Items from a figure collection
╔══

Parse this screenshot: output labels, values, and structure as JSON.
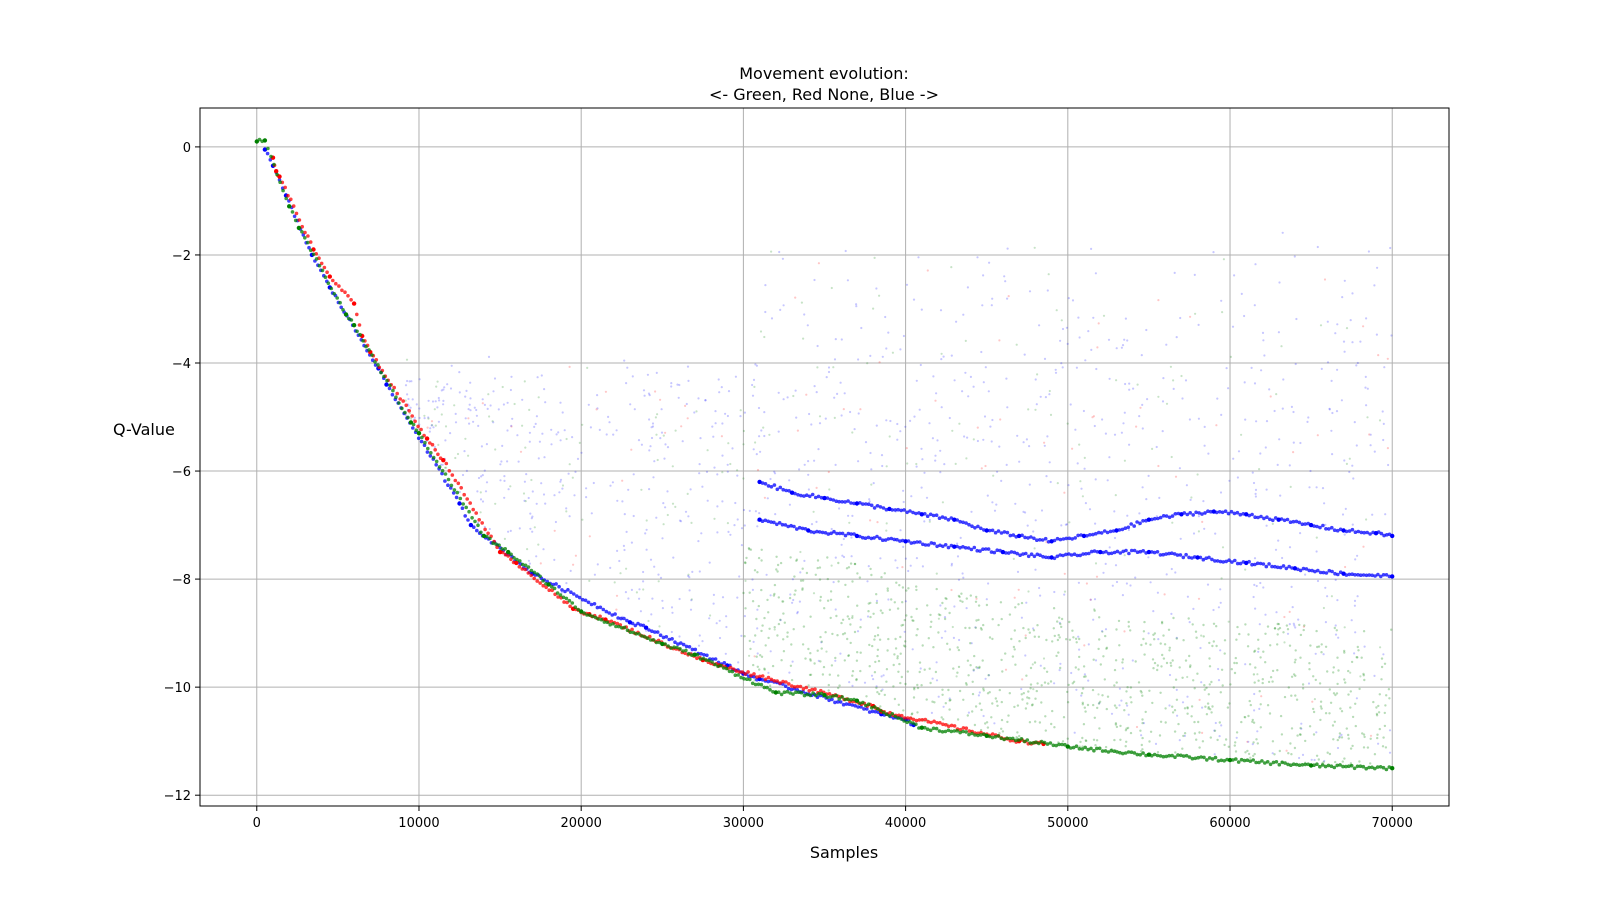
{
  "chart_data": {
    "type": "scatter",
    "title": "Movement evolution:",
    "subtitle": "<- Green, Red None, Blue ->",
    "xlabel": "Samples",
    "ylabel": "Q-Value",
    "xlim": [
      -3500,
      73500
    ],
    "ylim": [
      -12.2,
      0.72
    ],
    "xticks": [
      0,
      10000,
      20000,
      30000,
      40000,
      50000,
      60000,
      70000
    ],
    "xtick_labels": [
      "0",
      "10000",
      "20000",
      "30000",
      "40000",
      "50000",
      "60000",
      "70000"
    ],
    "yticks": [
      0,
      -2,
      -4,
      -6,
      -8,
      -10,
      -12
    ],
    "ytick_labels": [
      "0",
      "−2",
      "−4",
      "−6",
      "−8",
      "−10",
      "−12"
    ],
    "grid": true,
    "legend": "none",
    "series": [
      {
        "color": "#0000ff",
        "description": "Blue (move right) - main descending curve segments",
        "points": [
          [
            500,
            -0.05
          ],
          [
            1000,
            -0.35
          ],
          [
            1800,
            -0.9
          ],
          [
            3400,
            -2.0
          ],
          [
            4500,
            -2.6
          ],
          [
            7500,
            -4.1
          ],
          [
            8000,
            -4.4
          ],
          [
            12500,
            -6.6
          ],
          [
            13200,
            -7.0
          ],
          [
            17000,
            -7.9
          ],
          [
            23000,
            -8.8
          ],
          [
            24000,
            -8.9
          ],
          [
            29000,
            -9.6
          ],
          [
            30000,
            -9.75
          ],
          [
            31000,
            -9.85
          ],
          [
            38500,
            -10.5
          ],
          [
            40000,
            -10.6
          ],
          [
            40500,
            -10.7
          ]
        ]
      },
      {
        "color": "#0000ff",
        "description": "Blue upper band after 31000 samples",
        "points": [
          [
            31000,
            -6.2
          ],
          [
            33000,
            -6.4
          ],
          [
            35000,
            -6.5
          ],
          [
            37000,
            -6.6
          ],
          [
            39000,
            -6.7
          ],
          [
            41000,
            -6.8
          ],
          [
            43000,
            -6.9
          ],
          [
            45000,
            -7.1
          ],
          [
            47000,
            -7.2
          ],
          [
            49000,
            -7.3
          ],
          [
            51000,
            -7.2
          ],
          [
            53000,
            -7.1
          ],
          [
            55000,
            -6.9
          ],
          [
            57000,
            -6.8
          ],
          [
            59000,
            -6.75
          ],
          [
            61000,
            -6.8
          ],
          [
            63000,
            -6.9
          ],
          [
            65000,
            -7.0
          ],
          [
            67000,
            -7.1
          ],
          [
            69000,
            -7.15
          ],
          [
            70000,
            -7.2
          ]
        ]
      },
      {
        "color": "#0000ff",
        "description": "Blue lower band after 31000 samples",
        "points": [
          [
            31000,
            -6.9
          ],
          [
            34000,
            -7.1
          ],
          [
            37000,
            -7.2
          ],
          [
            40000,
            -7.3
          ],
          [
            43000,
            -7.4
          ],
          [
            46000,
            -7.5
          ],
          [
            49000,
            -7.6
          ],
          [
            52000,
            -7.5
          ],
          [
            55000,
            -7.5
          ],
          [
            58000,
            -7.6
          ],
          [
            61000,
            -7.7
          ],
          [
            64000,
            -7.8
          ],
          [
            67000,
            -7.9
          ],
          [
            70000,
            -7.95
          ]
        ]
      },
      {
        "color": "#ff0000",
        "description": "Red (none) segments",
        "points": [
          [
            1000,
            -0.2
          ],
          [
            1200,
            -0.45
          ],
          [
            1400,
            -0.55
          ],
          [
            3500,
            -1.9
          ],
          [
            4500,
            -2.4
          ],
          [
            6000,
            -2.9
          ],
          [
            6500,
            -3.5
          ],
          [
            7000,
            -3.8
          ],
          [
            10500,
            -5.4
          ],
          [
            11500,
            -5.8
          ],
          [
            15000,
            -7.5
          ],
          [
            16000,
            -7.7
          ],
          [
            19500,
            -8.55
          ],
          [
            20500,
            -8.65
          ],
          [
            21500,
            -8.75
          ],
          [
            27500,
            -9.5
          ],
          [
            28500,
            -9.6
          ],
          [
            38000,
            -10.35
          ],
          [
            38500,
            -10.45
          ],
          [
            47000,
            -11.0
          ],
          [
            48500,
            -11.05
          ]
        ]
      },
      {
        "color": "#008000",
        "description": "Green (move left) - descending curve and lower floor",
        "points": [
          [
            0,
            0.1
          ],
          [
            500,
            0.12
          ],
          [
            2000,
            -1.1
          ],
          [
            2600,
            -1.5
          ],
          [
            5500,
            -3.1
          ],
          [
            6000,
            -3.3
          ],
          [
            9500,
            -5.1
          ],
          [
            10000,
            -5.3
          ],
          [
            14000,
            -7.2
          ],
          [
            15500,
            -7.5
          ],
          [
            18000,
            -8.1
          ],
          [
            20000,
            -8.6
          ],
          [
            25000,
            -9.2
          ],
          [
            27000,
            -9.4
          ],
          [
            32000,
            -10.1
          ],
          [
            35000,
            -10.15
          ],
          [
            37000,
            -10.25
          ],
          [
            41000,
            -10.75
          ],
          [
            45000,
            -10.9
          ],
          [
            50000,
            -11.1
          ],
          [
            55000,
            -11.25
          ],
          [
            60000,
            -11.35
          ],
          [
            65000,
            -11.45
          ],
          [
            70000,
            -11.5
          ]
        ]
      }
    ]
  }
}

╚══

Identify the lines in the records above that contain the word "curve", then state how many there are and nothing more.

2